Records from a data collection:
..........

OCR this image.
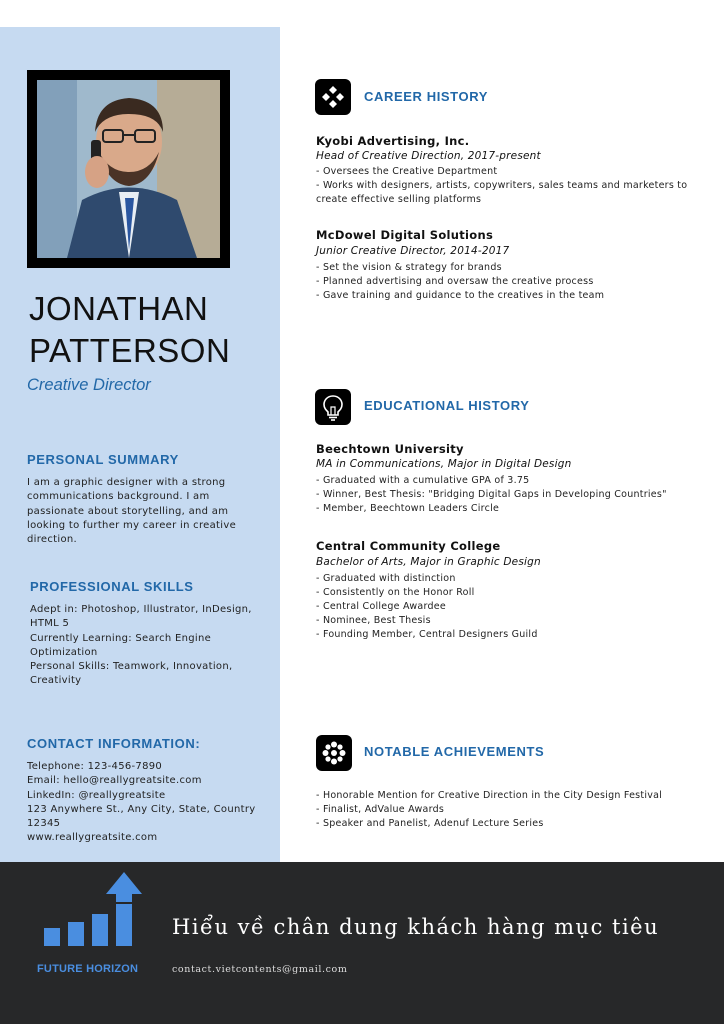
JONATHAN
PATTERSON
Creative Director
PERSONAL SUMMARY
I am a graphic designer with a strong
communications background. I am
passionate about storytelling, and am
looking to further my career in creative
direction.
PROFESSIONAL SKILLS
Adept in: Photoshop, Illustrator, InDesign,
HTML 5
Currently Learning: Search Engine
Optimization
Personal Skills: Teamwork, Innovation,
Creativity
CONTACT INFORMATION:
Telephone: 123-456-7890
Email: hello@reallygreatsite.com
LinkedIn: @reallygreatsite
123 Anywhere St., Any City, State, Country
12345
www.reallygreatsite.com
CAREER HISTORY
Kyobi Advertising, Inc.
Head of Creative Direction, 2017-present
- Oversees the Creative Department
- Works with designers, artists, copywriters, sales teams and marketers to
create effective selling platforms
McDowel Digital Solutions
Junior Creative Director, 2014-2017
- Set the vision & strategy for brands
- Planned advertising and oversaw the creative process
- Gave training and guidance to the creatives in the team
EDUCATIONAL HISTORY
Beechtown University
MA in Communications, Major in Digital Design
- Graduated with a cumulative GPA of 3.75
- Winner, Best Thesis: "Bridging Digital Gaps in Developing Countries"
- Member, Beechtown Leaders Circle
Central Community College
Bachelor of Arts, Major in Graphic Design
- Graduated with distinction
- Consistently on the Honor Roll
- Central College Awardee
- Nominee, Best Thesis
- Founding Member, Central Designers Guild
NOTABLE ACHIEVEMENTS
- Honorable Mention for Creative Direction in the City Design Festival
- Finalist, AdValue Awards
- Speaker and Panelist, Adenuf Lecture Series
FUTURE HORIZON
Hiểu về chân dung khách hàng mục tiêu
contact.vietcontents@gmail.com
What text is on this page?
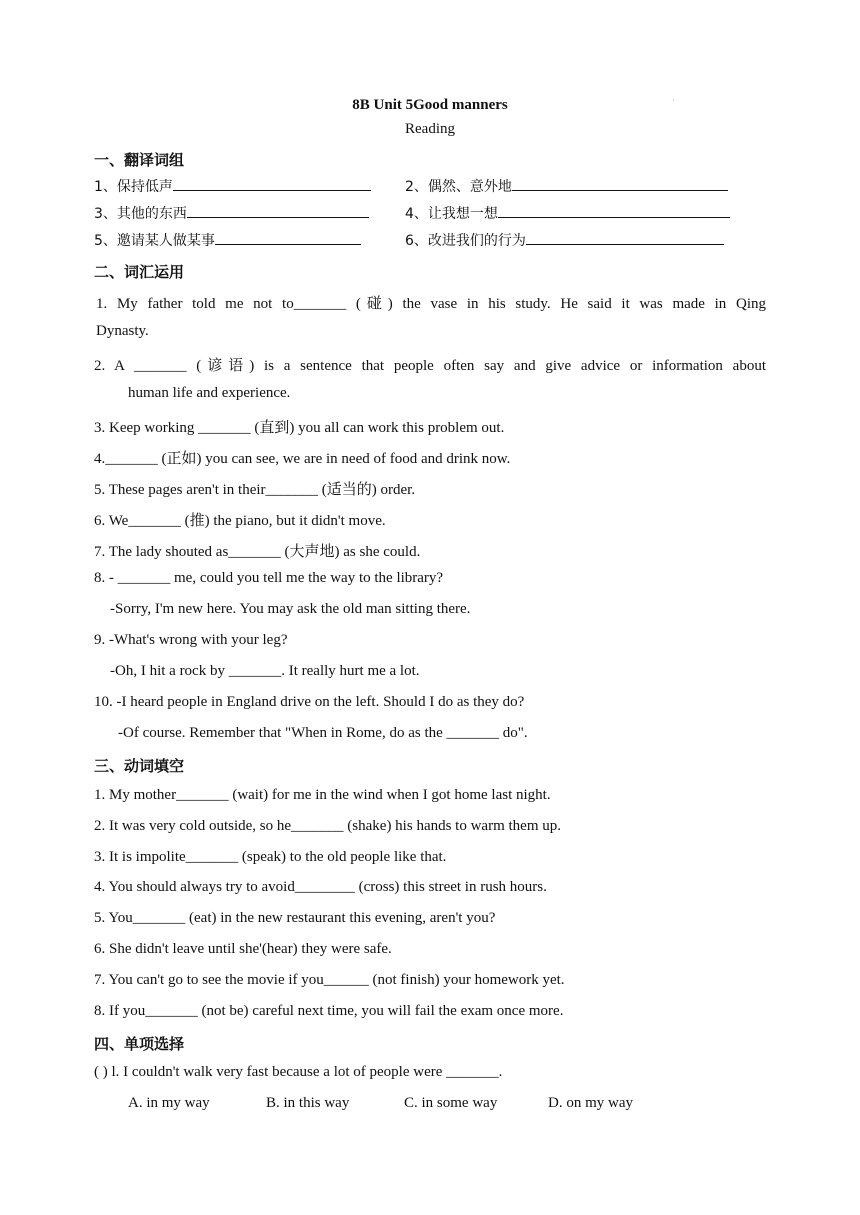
8B Unit 5Good manners	·
Reading
一、翻译词组
1、保持低声	2、偶然、意外地
3、其他的东西	4、让我想一想
5、邀请某人做某事	6、改进我们的行为
二、词汇运用
1. My father told me not to_______ (碰) the vase in his study. He said it was made in Qing
Dynasty.
2. A _______ (谚语) is a sentence that people often say and give advice or information about
human life and experience.
3. Keep working _______ (直到) you all can work this problem out.
4._______ (正如) you can see, we are in need of food and drink now.
5. These pages aren't in their_______ (适当的) order.
6. We_______ (推) the piano, but it didn't move.
7. The lady shouted as_______ (大声地) as she could.
8. - _______ me, could you tell me the way to the library?
-Sorry, I'm new here. You may ask the old man sitting there.
9. -What's wrong with your leg?
-Oh, I hit a rock by _______. It really hurt me a lot.
10. -I heard people in England drive on the left. Should I do as they do?
-Of course. Remember that "When in Rome, do as the _______ do".
三、动词填空
1. My mother_______ (wait) for me in the wind when I got home last night.
2. It was very cold outside, so he_______ (shake) his hands to warm them up.
3. It is impolite_______ (speak) to the old people like that.
4. You should always try to avoid________ (cross) this street in rush hours.
5. You_______ (eat) in the new restaurant this evening, aren't you?
6. She didn't leave until she'(hear) they were safe.
7. You can't go to see the movie if you______ (not finish) your homework yet.
8. If you_______ (not be) careful next time, you will fail the exam once more.
四、单项选择
( ) l. I couldn't walk very fast because a lot of people were _______.
A. in my way	B. in this way	C. in some way	D. on my way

..........

TO DO:
Without the images, write out each line of the data verbatim.

WRITTEN REPLY:
OCR this image.
JONATHAN
PATTERSON
Creative Director
PERSONAL SUMMARY
I am a graphic designer with a strong
communications background. I am
passionate about storytelling, and am
looking to further my career in creative
direction.
PROFESSIONAL SKILLS
Adept in: Photoshop, Illustrator, InDesign,
HTML 5
Currently Learning: Search Engine
Optimization
Personal Skills: Teamwork, Innovation,
Creativity
CONTACT INFORMATION:
Telephone: 123-456-7890
Email: hello@reallygreatsite.com
LinkedIn: @reallygreatsite
123 Anywhere St., Any City, State, Country
12345
www.reallygreatsite.com
CAREER HISTORY
Kyobi Advertising, Inc.
Head of Creative Direction, 2017-present
- Oversees the Creative Department
- Works with designers, artists, copywriters, sales teams and marketers to
create effective selling platforms
McDowel Digital Solutions
Junior Creative Director, 2014-2017
- Set the vision & strategy for brands
- Planned advertising and oversaw the creative process
- Gave training and guidance to the creatives in the team
EDUCATIONAL HISTORY
Beechtown University
MA in Communications, Major in Digital Design
- Graduated with a cumulative GPA of 3.75
- Winner, Best Thesis: "Bridging Digital Gaps in Developing Countries"
- Member, Beechtown Leaders Circle
Central Community College
Bachelor of Arts, Major in Graphic Design
- Graduated with distinction
- Consistently on the Honor Roll
- Central College Awardee
- Nominee, Best Thesis
- Founding Member, Central Designers Guild
NOTABLE ACHIEVEMENTS
- Honorable Mention for Creative Direction in the City Design Festival
- Finalist, AdValue Awards
- Speaker and Panelist, Adenuf Lecture Series
FUTURE HORIZON
Hiểu về chân dung khách hàng mục tiêu
contact.vietcontents@gmail.com
What text is on this page?
8B Unit 5Good manners	·
Reading
一、翻译词组
1、保持低声	2、偶然、意外地
3、其他的东西	4、让我想一想
5、邀请某人做某事	6、改进我们的行为
二、词汇运用
1. My father told me not to_______ (碰) the vase in his study. He said it was made in Qing
Dynasty.
2. A _______ (谚语) is a sentence that people often say and give advice or information about
human life and experience.
3. Keep working _______ (直到) you all can work this problem out.
4._______ (正如) you can see, we are in need of food and drink now.
5. These pages aren't in their_______ (适当的) order.
6. We_______ (推) the piano, but it didn't move.
7. The lady shouted as_______ (大声地) as she could.
8. - _______ me, could you tell me the way to the library?
-Sorry, I'm new here. You may ask the old man sitting there.
9. -What's wrong with your leg?
-Oh, I hit a rock by _______. It really hurt me a lot.
10. -I heard people in England drive on the left. Should I do as they do?
-Of course. Remember that "When in Rome, do as the _______ do".
三、动词填空
1. My mother_______ (wait) for me in the wind when I got home last night.
2. It was very cold outside, so he_______ (shake) his hands to warm them up.
3. It is impolite_______ (speak) to the old people like that.
4. You should always try to avoid________ (cross) this street in rush hours.
5. You_______ (eat) in the new restaurant this evening, aren't you?
6. She didn't leave until she'(hear) they were safe.
7. You can't go to see the movie if you______ (not finish) your homework yet.
8. If you_______ (not be) careful next time, you will fail the exam once more.
四、单项选择
( ) l. I couldn't walk very fast because a lot of people were _______.
A. in my way	B. in this way	C. in some way	D. on my way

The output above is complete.